SUPPLIED PASSAGE.
#####
Problem Description
#define xhxj (Xin Hang senior sister(学姐)) 

If you do not know xhxj, then carefully reading the entire description is very important.

As the strongest fighting force in UESTC, xhxj grew up in Jintang, a border town of Chengdu.

Like many god cattles, xhxj has a legendary life: 

2010.04, had not yet begun to learn the algorithm, xhxj won the second prize in the university contest. And in this fall, xhxj got one gold medal and one silver medal of regional contest. In the next year's summer, xhxj was invited to Beijing to attend the
astar onsite. A few months later, xhxj got two gold medals and was also qualified for world's final. However, xhxj was defeated by zhymaoiing in the competition that determined who would go to the world's final(there is only one team for every university to
send to the world's final) .Now, xhxj is much more stronger than ever,and she will go to the dreaming country to compete in TCO final.

As you see, xhxj always keeps a short hair(reasons unknown), so she looks like a boy( I will not tell you she is actually a lovely girl), wearing yellow T-shirt. When she is not talking, her round face feels very lovely, attracting others to touch her face
gently。Unlike God Luo's, another UESTC god cattle who has cool and noble charm, xhxj is quite approachable, lively, clever. On the other hand,xhxj is very sensitive to the beautiful properties, "this problem has a very good properties",she always said that
after ACing a very hard problem. She often helps in finding solutions, even though she is not good at the problems of that type.

Xhxj loves many games such as,Dota, ocg, mahjong, Starcraft 2, Diablo 3.etc,if you can beat her in any game above, you will get her admire and become a god cattle. She is very concerned with her younger schoolfellows, if she saw someone on a DOTA platform,
she would say: "Why do not you go to improve your programming skill". When she receives sincere compliments from others, she would say modestly: "Please don’t flatter at me.(Please don't black)."As she will graduate after no more than one year, xhxj also wants
to fall in love. However, the man in her dreams has not yet appeared, so she now prefers girls.

Another hobby of xhxj is yy(speculation) some magical problems to discover the special properties. For example, when she see a number, she would think whether the digits of a number are strictly increasing. If you consider the number as a string and can get
a longest strictly increasing subsequence the length of which is equal to k, the power of this number is k.. It is very simple to determine a single number’s power, but is it also easy to solve this problem with the numbers within an interval? xhxj has a little
tired,she want a god cattle to help her solve this problem,the problem is: Determine how many numbers have the power value k in [L,R] in O(1)time.
#####
MATERIAL PROVIDED.
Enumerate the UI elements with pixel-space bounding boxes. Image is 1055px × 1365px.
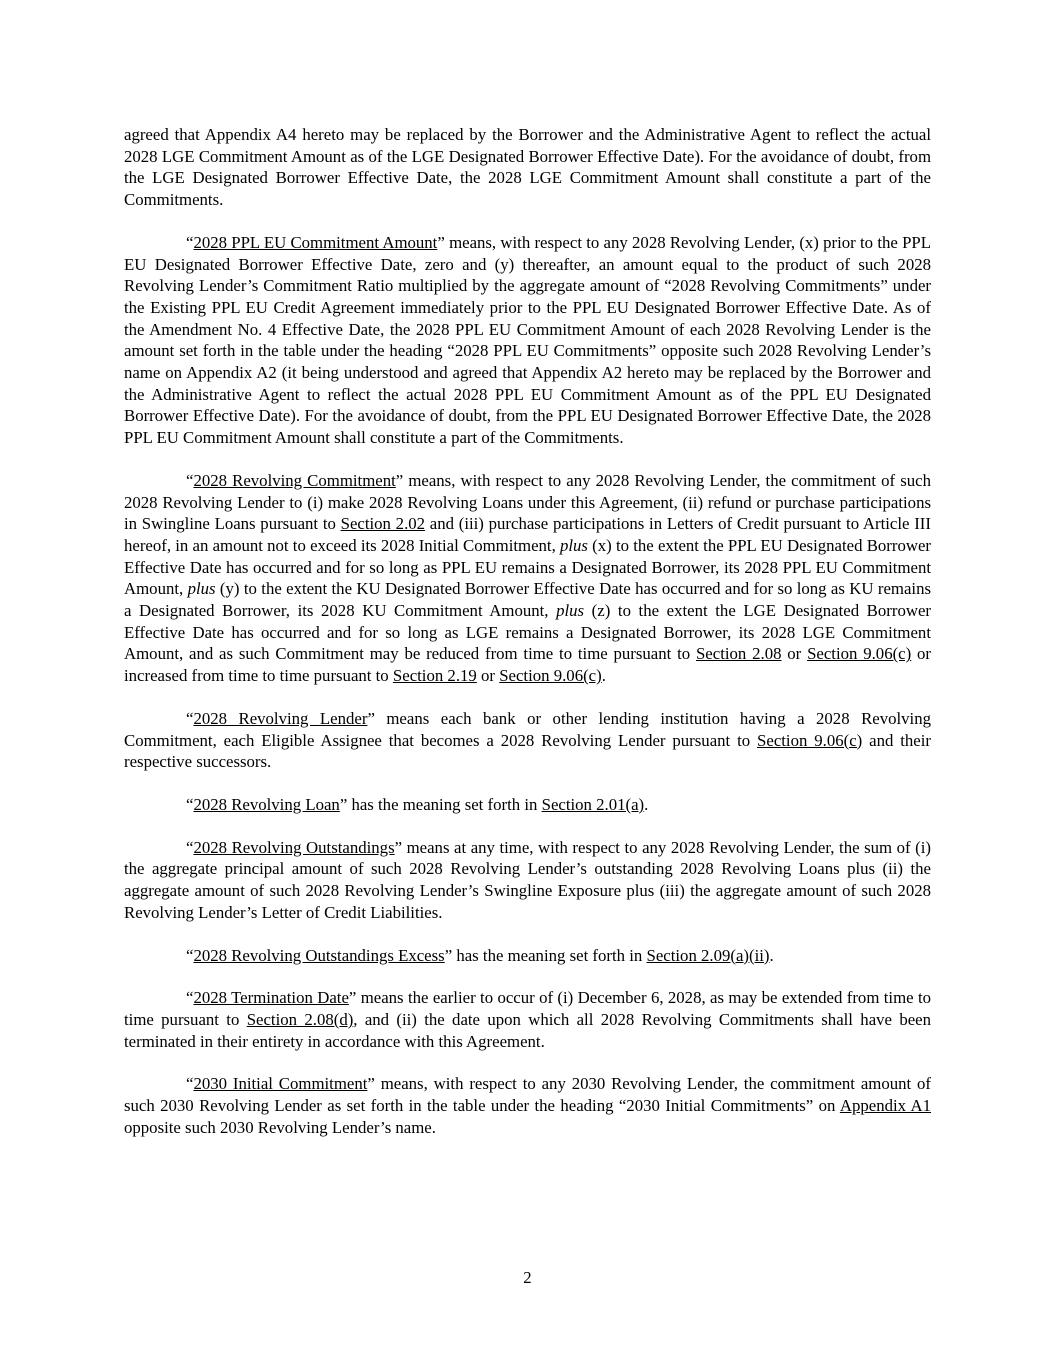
#####
WHAT YOU ARE ASKED TO DO. According to the problem description about xhxj, in which town did xhxj grow up?

THE COMPLETED TASK. Jintang, a border town of Chengdu.